— Source document —
───
Moses immediately communicates this command to the people. Note that the month "Abib" (4) is the Hebrew for the Chaldaic "Nisan" previously mentioned.

By what figurative language does he impress the people with the duty of remembering all God's goodness to them (8, 9)? We thus see the duty of parental instruction enjoined, and are impressed by the fact that "the history of the ways of God with men is a trust to be conveyed faithfully from father to son."

By what two words in v. 12 is "sanctify" of v. 2 explained? Note that the "firstlings" of the clean beasts as subsequently explained, calves, lambs and kids, were dedicated to God and used in sacrifice, but those of the unclean were redeemed. How (13)? And if not redeemed, then what? What about the first-born of man? The law concerning this will be met with later (Numbers 18:16). Of course this regulation was to come into force when Israel should reach Canaan (11). As Murphy remarks, "the residence of Israel for forty years in the wilderness was in consequence of their unbelief and is not here contemplated. Here it is presumed they were to pass immediately through the wilderness into the Promised Land, with the exception of a year in the peninsula of Sinai for which special provision is made later on (Numbers 3)."

3. The Second Stage of the Journey, 13:17-22.

Do not neglect the map in this study, since it is at least approximately correct. Why were not the Hebrews permitted to go the near way (17)? Could not God have delivered them from the Philistines as well as from the Egyptians? How then does this illustrate the principle that God makes no unnecessary displays of miraculous power?

By what route were they led (18)? At its northern extremity the Red Sea separates into two minor gulfs which enclose the peninsula of Sinai. The western gulf is called Suez, which is the one they crossed. Its varied width is about thirty miles, narrowing very much at its northern extremity, and its varied depth about twelve fathoms, with a sandy bottom.

The word "harnessed" in this verse is unusual. According to its derivation it means "by five in a rank," but we can only explain it on the supposition that in some way the men went up marshalled in orderly array, the better to protect the women and children of the company as well as their cattle and other possessions.

What special command does Moses execute (19)? Compare Acts 7:16.

What is the name of their next camping place (20)? In what supernatural way were they guided (21)?

We have not now the pillar of fire and cloud, but we have the Word of God, which is a lamp to our feet and a light to our path.

Excursus on the Pillar of Cloud.
───
— List of tasks —
• A. List every Bible passage that the study notes cite by book name.
• B. Copy the entries from their first line through the line containing "challenge-panel: Cracking 4", swapping "answer-value" for "answer-text" and keeping everything else the same.
The study notes and the entries that follow have nothing to do with each other.
───
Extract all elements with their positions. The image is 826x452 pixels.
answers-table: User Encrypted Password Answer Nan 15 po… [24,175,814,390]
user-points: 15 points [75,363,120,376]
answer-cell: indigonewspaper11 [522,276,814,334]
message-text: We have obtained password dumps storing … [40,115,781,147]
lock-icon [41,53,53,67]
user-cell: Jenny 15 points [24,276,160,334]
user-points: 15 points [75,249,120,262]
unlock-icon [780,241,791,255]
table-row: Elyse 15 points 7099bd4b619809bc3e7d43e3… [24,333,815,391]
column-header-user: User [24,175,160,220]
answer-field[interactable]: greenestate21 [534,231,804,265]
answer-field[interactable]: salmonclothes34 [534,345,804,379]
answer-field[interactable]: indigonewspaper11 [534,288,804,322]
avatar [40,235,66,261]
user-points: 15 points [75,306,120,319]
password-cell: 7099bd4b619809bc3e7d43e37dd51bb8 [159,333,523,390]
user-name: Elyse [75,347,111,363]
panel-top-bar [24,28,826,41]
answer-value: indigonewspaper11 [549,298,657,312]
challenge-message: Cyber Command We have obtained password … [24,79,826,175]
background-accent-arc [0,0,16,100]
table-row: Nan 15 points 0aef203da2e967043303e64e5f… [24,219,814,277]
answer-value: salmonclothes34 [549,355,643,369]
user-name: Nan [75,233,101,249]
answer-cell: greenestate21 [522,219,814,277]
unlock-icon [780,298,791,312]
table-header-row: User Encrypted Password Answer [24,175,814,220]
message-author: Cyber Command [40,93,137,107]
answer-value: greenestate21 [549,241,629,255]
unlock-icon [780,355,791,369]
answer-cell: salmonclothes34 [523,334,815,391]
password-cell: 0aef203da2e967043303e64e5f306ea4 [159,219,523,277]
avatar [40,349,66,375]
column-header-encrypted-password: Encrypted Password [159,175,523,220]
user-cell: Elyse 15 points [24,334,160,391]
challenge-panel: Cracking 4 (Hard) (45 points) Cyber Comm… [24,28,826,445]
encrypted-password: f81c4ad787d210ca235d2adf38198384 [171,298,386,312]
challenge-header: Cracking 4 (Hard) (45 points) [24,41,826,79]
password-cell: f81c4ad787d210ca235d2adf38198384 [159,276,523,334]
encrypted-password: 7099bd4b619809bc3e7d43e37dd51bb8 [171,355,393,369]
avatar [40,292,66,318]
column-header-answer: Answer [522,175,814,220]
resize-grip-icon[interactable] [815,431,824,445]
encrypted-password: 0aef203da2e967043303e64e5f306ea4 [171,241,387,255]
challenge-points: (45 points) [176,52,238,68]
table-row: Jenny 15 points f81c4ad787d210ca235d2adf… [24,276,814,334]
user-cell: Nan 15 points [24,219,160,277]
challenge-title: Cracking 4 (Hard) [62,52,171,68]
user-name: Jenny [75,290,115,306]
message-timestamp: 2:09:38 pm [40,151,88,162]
───
— Results by task —
• A.
Numbers 18:16
Numbers 3
Acts 7:16

• B.
Extract all elements with their positions. The image is 826x452 pixels.
answers-table: User Encrypted Password Answer Nan 15 po… [24,175,814,390]
user-points: 15 points [75,363,120,376]
answer-cell: indigonewspaper11 [522,276,814,334]
message-text: We have obtained password dumps storing … [40,115,781,147]
lock-icon [41,53,53,67]
user-cell: Jenny 15 points [24,276,160,334]
user-points: 15 points [75,249,120,262]
unlock-icon [780,241,791,255]
table-row: Elyse 15 points 7099bd4b619809bc3e7d43e3… [24,333,815,391]
column-header-user: User [24,175,160,220]
answer-field[interactable]: greenestate21 [534,231,804,265]
answer-field[interactable]: salmonclothes34 [534,345,804,379]
answer-field[interactable]: indigonewspaper11 [534,288,804,322]
avatar [40,235,66,261]
user-points: 15 points [75,306,120,319]
password-cell: 7099bd4b619809bc3e7d43e37dd51bb8 [159,333,523,390]
user-name: Elyse [75,347,111,363]
panel-top-bar [24,28,826,41]
answer-text: indigonewspaper11 [549,298,657,312]
challenge-message: Cyber Command We have obtained password … [24,79,826,175]
background-accent-arc [0,0,16,100]
table-row: Nan 15 points 0aef203da2e967043303e64e5f… [24,219,814,277]
answer-text: salmonclothes34 [549,355,643,369]
user-name: Nan [75,233,101,249]
answer-cell: greenestate21 [522,219,814,277]
unlock-icon [780,298,791,312]
table-header-row: User Encrypted Password Answer [24,175,814,220]
message-author: Cyber Command [40,93,137,107]
answer-text: greenestate21 [549,241,629,255]
unlock-icon [780,355,791,369]
answer-cell: salmonclothes34 [523,334,815,391]
password-cell: 0aef203da2e967043303e64e5f306ea4 [159,219,523,277]
avatar [40,349,66,375]
column-header-encrypted-password: Encrypted Password [159,175,523,220]
user-cell: Elyse 15 points [24,334,160,391]
challenge-panel: Cracking 4 (Hard) (45 points) Cyber Comm… [24,28,826,445]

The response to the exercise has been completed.